** STATED TASK **
Count every line where "وكان" occurs. Give the total alone.

** Records from a data source **

begin

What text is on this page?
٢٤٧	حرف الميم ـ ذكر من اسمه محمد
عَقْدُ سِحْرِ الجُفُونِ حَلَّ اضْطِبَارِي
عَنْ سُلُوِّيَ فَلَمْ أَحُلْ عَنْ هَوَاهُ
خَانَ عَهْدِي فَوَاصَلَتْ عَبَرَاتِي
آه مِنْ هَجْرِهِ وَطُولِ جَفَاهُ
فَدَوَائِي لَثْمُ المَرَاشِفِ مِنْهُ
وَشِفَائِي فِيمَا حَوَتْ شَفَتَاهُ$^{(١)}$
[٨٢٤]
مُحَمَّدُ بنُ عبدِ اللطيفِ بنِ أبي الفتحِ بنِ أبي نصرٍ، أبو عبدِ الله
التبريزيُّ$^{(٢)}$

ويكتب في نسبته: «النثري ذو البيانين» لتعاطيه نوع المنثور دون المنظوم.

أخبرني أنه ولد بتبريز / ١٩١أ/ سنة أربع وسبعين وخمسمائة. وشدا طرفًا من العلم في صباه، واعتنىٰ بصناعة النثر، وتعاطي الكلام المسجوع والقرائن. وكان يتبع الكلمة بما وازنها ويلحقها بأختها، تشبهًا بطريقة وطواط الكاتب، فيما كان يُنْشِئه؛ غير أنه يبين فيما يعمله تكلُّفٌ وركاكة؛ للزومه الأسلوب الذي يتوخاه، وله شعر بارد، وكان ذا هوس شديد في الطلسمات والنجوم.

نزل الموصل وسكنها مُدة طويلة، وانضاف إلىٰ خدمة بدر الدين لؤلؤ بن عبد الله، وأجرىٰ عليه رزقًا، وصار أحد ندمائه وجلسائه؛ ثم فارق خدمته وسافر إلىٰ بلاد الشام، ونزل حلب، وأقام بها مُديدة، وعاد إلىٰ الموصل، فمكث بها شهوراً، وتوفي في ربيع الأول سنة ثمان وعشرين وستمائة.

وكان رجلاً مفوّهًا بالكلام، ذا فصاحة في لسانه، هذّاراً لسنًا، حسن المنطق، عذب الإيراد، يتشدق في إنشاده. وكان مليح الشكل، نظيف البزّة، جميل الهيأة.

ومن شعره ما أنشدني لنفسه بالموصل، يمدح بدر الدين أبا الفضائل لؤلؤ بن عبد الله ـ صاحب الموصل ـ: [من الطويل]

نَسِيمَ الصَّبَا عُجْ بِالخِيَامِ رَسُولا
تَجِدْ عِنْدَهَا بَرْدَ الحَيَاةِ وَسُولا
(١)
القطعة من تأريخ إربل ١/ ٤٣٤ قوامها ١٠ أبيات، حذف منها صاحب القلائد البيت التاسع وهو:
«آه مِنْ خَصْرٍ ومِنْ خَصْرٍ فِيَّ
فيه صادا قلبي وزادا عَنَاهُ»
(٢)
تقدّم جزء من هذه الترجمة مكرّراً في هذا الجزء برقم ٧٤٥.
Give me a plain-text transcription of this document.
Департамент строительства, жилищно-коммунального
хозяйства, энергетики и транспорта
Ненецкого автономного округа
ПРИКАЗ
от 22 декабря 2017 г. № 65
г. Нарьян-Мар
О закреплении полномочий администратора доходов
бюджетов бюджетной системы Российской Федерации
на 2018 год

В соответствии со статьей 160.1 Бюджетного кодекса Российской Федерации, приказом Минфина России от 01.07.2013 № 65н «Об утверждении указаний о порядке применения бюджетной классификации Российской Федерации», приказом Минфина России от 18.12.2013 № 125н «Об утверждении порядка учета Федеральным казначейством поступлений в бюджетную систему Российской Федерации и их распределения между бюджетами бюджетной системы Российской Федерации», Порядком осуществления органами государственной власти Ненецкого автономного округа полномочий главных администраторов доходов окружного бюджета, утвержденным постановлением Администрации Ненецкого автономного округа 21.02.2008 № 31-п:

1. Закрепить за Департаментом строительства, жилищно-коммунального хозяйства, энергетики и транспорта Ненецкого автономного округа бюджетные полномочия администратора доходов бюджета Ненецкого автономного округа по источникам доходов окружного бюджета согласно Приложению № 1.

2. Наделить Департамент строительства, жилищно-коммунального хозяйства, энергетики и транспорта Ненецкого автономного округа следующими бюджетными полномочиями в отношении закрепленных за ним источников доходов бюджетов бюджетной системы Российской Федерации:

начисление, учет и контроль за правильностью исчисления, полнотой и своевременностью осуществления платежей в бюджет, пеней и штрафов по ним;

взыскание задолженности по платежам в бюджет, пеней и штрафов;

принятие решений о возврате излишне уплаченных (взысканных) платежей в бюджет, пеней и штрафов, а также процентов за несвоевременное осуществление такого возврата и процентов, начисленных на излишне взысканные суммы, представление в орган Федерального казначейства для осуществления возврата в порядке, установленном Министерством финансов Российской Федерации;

end

** SOLUTION **
2